_Task goal_. Under this task are some entries; return every one of them exactly.

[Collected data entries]
* START *

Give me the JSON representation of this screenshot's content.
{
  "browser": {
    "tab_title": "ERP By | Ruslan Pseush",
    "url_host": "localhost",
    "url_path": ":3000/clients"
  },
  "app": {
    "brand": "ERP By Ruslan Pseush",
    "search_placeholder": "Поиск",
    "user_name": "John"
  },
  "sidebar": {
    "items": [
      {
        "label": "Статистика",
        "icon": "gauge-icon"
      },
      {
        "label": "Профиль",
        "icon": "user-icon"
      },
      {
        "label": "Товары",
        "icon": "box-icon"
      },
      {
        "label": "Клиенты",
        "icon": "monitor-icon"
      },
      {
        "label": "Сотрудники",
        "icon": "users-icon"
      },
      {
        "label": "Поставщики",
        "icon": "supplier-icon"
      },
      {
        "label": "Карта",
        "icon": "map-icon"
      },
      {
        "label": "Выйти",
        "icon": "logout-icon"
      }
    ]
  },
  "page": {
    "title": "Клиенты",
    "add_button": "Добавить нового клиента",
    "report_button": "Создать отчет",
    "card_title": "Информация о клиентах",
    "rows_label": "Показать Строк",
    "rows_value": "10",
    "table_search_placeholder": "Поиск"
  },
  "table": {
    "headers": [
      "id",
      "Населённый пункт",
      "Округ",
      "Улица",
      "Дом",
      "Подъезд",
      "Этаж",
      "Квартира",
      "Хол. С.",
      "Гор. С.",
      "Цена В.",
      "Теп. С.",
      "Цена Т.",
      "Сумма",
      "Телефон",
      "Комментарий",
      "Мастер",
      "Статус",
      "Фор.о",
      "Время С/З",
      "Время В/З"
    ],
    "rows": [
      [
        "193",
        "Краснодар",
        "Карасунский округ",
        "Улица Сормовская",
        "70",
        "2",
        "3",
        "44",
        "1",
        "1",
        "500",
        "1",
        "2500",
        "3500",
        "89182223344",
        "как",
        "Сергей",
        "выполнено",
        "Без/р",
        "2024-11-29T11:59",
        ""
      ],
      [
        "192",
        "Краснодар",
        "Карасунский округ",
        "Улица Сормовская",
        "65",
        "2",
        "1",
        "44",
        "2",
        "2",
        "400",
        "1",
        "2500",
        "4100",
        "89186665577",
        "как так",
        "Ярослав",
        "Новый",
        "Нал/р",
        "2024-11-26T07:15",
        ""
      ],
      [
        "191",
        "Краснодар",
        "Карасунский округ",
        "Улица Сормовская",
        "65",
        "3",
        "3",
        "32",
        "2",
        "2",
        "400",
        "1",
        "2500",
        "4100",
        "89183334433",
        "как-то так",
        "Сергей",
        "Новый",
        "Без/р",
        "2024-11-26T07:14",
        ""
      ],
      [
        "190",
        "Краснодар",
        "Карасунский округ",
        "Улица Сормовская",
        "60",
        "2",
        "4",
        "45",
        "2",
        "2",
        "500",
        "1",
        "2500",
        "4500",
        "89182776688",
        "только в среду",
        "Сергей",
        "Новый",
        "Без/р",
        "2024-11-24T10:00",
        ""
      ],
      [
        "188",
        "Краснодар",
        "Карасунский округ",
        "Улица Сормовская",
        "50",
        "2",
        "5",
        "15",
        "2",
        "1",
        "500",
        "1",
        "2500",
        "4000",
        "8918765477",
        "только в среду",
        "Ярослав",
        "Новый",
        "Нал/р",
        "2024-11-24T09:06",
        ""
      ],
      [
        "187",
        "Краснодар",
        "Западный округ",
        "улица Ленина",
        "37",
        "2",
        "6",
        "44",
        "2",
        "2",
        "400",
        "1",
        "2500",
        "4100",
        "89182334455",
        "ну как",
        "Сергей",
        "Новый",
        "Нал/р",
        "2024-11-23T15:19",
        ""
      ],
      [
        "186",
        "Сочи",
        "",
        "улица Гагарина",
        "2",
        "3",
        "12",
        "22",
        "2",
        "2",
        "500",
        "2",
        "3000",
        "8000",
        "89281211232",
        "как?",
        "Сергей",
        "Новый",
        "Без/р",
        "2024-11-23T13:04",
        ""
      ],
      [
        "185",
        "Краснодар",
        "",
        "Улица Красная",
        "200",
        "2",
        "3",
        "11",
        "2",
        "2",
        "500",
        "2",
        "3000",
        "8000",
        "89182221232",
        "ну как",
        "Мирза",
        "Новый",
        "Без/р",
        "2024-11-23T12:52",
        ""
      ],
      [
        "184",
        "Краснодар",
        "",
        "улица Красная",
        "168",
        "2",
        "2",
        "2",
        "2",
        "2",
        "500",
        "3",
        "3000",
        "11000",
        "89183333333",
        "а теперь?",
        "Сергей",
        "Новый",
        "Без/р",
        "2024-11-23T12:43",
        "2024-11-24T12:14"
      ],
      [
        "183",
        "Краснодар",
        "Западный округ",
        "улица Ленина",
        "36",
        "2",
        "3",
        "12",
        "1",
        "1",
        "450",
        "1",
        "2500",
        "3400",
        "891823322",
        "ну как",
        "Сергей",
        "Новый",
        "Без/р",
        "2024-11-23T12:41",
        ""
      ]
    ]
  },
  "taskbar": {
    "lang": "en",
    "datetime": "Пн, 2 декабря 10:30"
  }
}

* END *

_Task result_.
Give me the JSON representation of this screenshot's content.
{
  "browser": {
    "tab_title": "ERP By | Ruslan Pseush",
    "url_host": "localhost",
    "url_path": ":3000/clients"
  },
  "app": {
    "brand": "ERP By Ruslan Pseush",
    "search_placeholder": "Поиск",
    "user_name": "John"
  },
  "sidebar": {
    "items": [
      {
        "label": "Статистика",
        "icon": "gauge-icon"
      },
      {
        "label": "Профиль",
        "icon": "user-icon"
      },
      {
        "label": "Товары",
        "icon": "box-icon"
      },
      {
        "label": "Клиенты",
        "icon": "monitor-icon"
      },
      {
        "label": "Сотрудники",
        "icon": "users-icon"
      },
      {
        "label": "Поставщики",
        "icon": "supplier-icon"
      },
      {
        "label": "Карта",
        "icon": "map-icon"
      },
      {
        "label": "Выйти",
        "icon": "logout-icon"
      }
    ]
  },
  "page": {
    "title": "Клиенты",
    "add_button": "Добавить нового клиента",
    "report_button": "Создать отчет",
    "card_title": "Информация о клиентах",
    "rows_label": "Показать Строк",
    "rows_value": "10",
    "table_search_placeholder": "Поиск"
  },
  "table": {
    "headers": [
      "id",
      "Населённый пункт",
      "Округ",
      "Улица",
      "Дом",
      "Подъезд",
      "Этаж",
      "Квартира",
      "Хол. С.",
      "Гор. С.",
      "Цена В.",
      "Теп. С.",
      "Цена Т.",
      "Сумма",
      "Телефон",
      "Комментарий",
      "Мастер",
      "Статус",
      "Фор.о",
      "Время С/З",
      "Время В/З"
    ],
    "rows": [
      [
        "193",
        "Краснодар",
        "Карасунский округ",
        "Улица Сормовская",
        "70",
        "2",
        "3",
        "44",
        "1",
        "1",
        "500",
        "1",
        "2500",
        "3500",
        "89182223344",
        "как",
        "Сергей",
        "выполнено",
        "Без/р",
        "2024-11-29T11:59",
        ""
      ],
      [
        "192",
        "Краснодар",
        "Карасунский округ",
        "Улица Сормовская",
        "65",
        "2",
        "1",
        "44",
        "2",
        "2",
        "400",
        "1",
        "2500",
        "4100",
        "89186665577",
        "как так",
        "Ярослав",
        "Новый",
        "Нал/р",
        "2024-11-26T07:15",
        ""
      ],
      [
        "191",
        "Краснодар",
        "Карасунский округ",
        "Улица Сормовская",
        "65",
        "3",
        "3",
        "32",
        "2",
        "2",
        "400",
        "1",
        "2500",
        "4100",
        "89183334433",
        "как-то так",
        "Сергей",
        "Новый",
        "Без/р",
        "2024-11-26T07:14",
        ""
      ],
      [
        "190",
        "Краснодар",
        "Карасунский округ",
        "Улица Сормовская",
        "60",
        "2",
        "4",
        "45",
        "2",
        "2",
        "500",
        "1",
        "2500",
        "4500",
        "89182776688",
        "только в среду",
        "Сергей",
        "Новый",
        "Без/р",
        "2024-11-24T10:00",
        ""
      ],
      [
        "188",
        "Краснодар",
        "Карасунский округ",
        "Улица Сормовская",
        "50",
        "2",
        "5",
        "15",
        "2",
        "1",
        "500",
        "1",
        "2500",
        "4000",
        "8918765477",
        "только в среду",
        "Ярослав",
        "Новый",
        "Нал/р",
        "2024-11-24T09:06",
        ""
      ],
      [
        "187",
        "Краснодар",
        "Западный округ",
        "улица Ленина",
        "37",
        "2",
        "6",
        "44",
        "2",
        "2",
        "400",
        "1",
        "2500",
        "4100",
        "89182334455",
        "ну как",
        "Сергей",
        "Новый",
        "Нал/р",
        "2024-11-23T15:19",
        ""
      ],
      [
        "186",
        "Сочи",
        "",
        "улица Гагарина",
        "2",
        "3",
        "12",
        "22",
        "2",
        "2",
        "500",
        "2",
        "3000",
        "8000",
        "89281211232",
        "как?",
        "Сергей",
        "Новый",
        "Без/р",
        "2024-11-23T13:04",
        ""
      ],
      [
        "185",
        "Краснодар",
        "",
        "Улица Красная",
        "200",
        "2",
        "3",
        "11",
        "2",
        "2",
        "500",
        "2",
        "3000",
        "8000",
        "89182221232",
        "ну как",
        "Мирза",
        "Новый",
        "Без/р",
        "2024-11-23T12:52",
        ""
      ],
      [
        "184",
        "Краснодар",
        "",
        "улица Красная",
        "168",
        "2",
        "2",
        "2",
        "2",
        "2",
        "500",
        "3",
        "3000",
        "11000",
        "89183333333",
        "а теперь?",
        "Сергей",
        "Новый",
        "Без/р",
        "2024-11-23T12:43",
        "2024-11-24T12:14"
      ],
      [
        "183",
        "Краснодар",
        "Западный округ",
        "улица Ленина",
        "36",
        "2",
        "3",
        "12",
        "1",
        "1",
        "450",
        "1",
        "2500",
        "3400",
        "891823322",
        "ну как",
        "Сергей",
        "Новый",
        "Без/р",
        "2024-11-23T12:41",
        ""
      ]
    ]
  },
  "taskbar": {
    "lang": "en",
    "datetime": "Пн, 2 декабря 10:30"
  }
}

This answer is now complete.